Give back a single number, the count of lines containing the word "Matthew".

DATASET EXCERPTS |
────────────────
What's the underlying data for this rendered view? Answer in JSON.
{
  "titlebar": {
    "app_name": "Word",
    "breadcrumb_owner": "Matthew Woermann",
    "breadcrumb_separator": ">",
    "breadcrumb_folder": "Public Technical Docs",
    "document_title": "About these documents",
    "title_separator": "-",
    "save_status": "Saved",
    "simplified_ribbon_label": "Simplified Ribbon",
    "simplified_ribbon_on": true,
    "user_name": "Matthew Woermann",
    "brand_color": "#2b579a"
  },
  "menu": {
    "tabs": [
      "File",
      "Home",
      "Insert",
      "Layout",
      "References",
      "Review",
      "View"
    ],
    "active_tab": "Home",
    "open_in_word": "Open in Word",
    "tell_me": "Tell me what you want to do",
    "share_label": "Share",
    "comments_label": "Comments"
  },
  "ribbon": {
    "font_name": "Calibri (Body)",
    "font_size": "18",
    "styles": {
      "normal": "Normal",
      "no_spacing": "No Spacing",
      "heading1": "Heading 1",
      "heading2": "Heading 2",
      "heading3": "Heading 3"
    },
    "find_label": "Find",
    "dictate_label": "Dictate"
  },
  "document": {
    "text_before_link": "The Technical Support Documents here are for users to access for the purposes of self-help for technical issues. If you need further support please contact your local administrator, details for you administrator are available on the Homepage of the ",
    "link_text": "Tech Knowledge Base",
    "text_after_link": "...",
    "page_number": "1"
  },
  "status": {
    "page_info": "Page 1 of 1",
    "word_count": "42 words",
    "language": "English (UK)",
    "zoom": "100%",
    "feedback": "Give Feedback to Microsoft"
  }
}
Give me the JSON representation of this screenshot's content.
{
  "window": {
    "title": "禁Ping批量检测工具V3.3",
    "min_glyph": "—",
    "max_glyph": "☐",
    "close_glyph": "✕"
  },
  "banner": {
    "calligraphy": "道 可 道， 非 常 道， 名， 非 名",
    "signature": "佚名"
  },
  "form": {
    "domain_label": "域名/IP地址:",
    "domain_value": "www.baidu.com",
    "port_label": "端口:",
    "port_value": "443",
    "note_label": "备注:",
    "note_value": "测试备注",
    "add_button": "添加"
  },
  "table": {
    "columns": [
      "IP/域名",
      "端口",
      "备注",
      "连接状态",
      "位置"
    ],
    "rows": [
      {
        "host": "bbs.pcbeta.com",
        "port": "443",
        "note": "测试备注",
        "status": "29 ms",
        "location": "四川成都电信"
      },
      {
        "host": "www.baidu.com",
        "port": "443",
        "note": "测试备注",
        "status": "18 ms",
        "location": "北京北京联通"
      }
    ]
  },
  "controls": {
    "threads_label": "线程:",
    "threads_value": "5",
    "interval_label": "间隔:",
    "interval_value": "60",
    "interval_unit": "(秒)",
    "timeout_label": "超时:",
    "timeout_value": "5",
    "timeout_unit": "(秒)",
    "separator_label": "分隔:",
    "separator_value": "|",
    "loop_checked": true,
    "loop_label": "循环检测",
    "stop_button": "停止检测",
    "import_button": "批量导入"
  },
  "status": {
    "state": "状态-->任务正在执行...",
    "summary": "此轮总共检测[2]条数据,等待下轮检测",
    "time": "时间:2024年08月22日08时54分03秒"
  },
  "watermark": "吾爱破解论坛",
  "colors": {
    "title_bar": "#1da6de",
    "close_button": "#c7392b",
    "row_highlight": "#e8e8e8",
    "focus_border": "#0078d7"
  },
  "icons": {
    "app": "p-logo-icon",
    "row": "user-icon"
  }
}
────────────────
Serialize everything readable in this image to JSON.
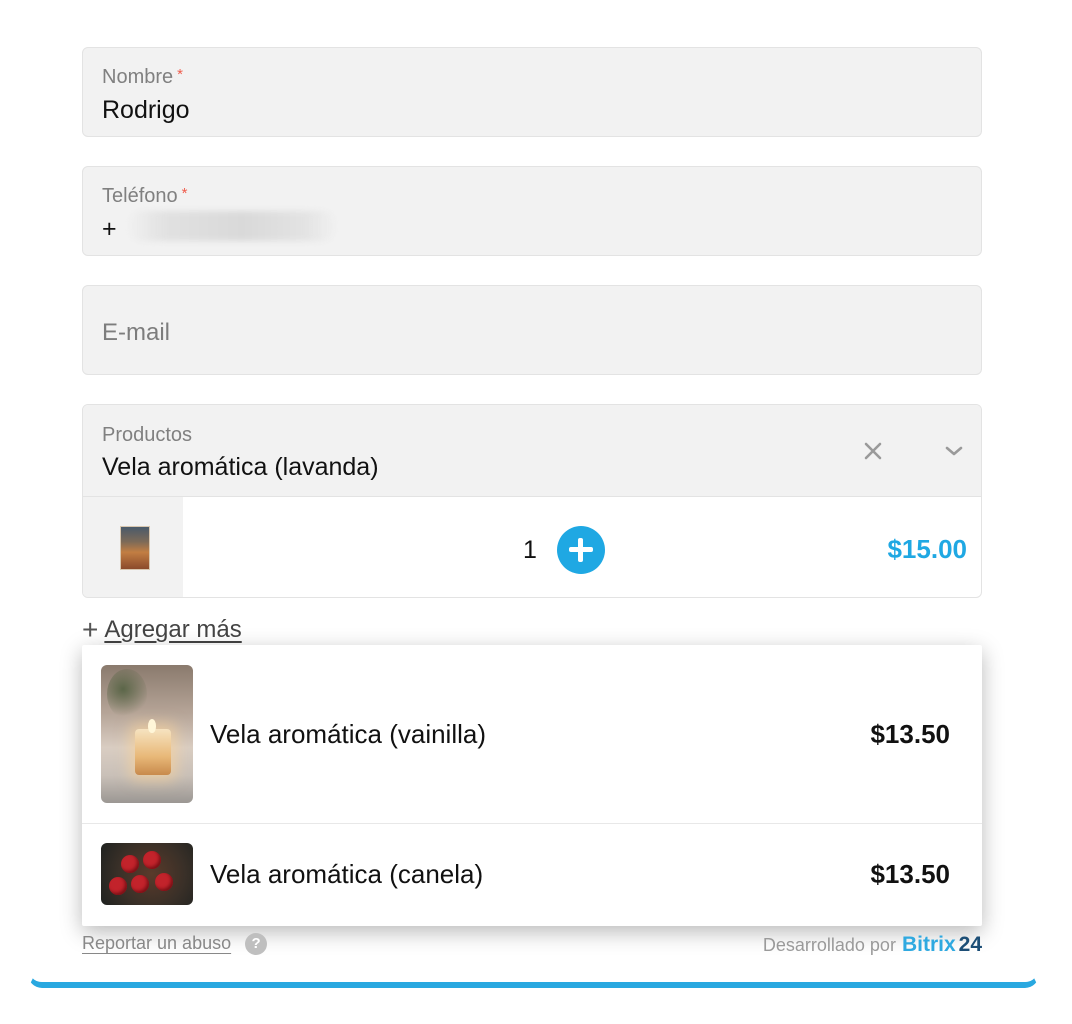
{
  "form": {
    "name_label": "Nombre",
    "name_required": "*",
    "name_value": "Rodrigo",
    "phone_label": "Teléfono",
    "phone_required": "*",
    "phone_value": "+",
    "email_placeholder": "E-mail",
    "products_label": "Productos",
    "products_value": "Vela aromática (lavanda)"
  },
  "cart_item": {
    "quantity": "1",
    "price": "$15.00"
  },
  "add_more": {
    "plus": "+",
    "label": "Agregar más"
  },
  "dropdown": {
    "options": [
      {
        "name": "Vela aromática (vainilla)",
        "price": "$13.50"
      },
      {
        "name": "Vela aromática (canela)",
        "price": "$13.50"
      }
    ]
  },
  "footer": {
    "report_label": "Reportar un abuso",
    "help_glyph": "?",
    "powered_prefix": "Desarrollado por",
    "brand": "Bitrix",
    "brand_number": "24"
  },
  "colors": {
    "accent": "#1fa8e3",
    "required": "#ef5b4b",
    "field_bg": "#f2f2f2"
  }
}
────────────────
RESPONSE TO THE TASK |
2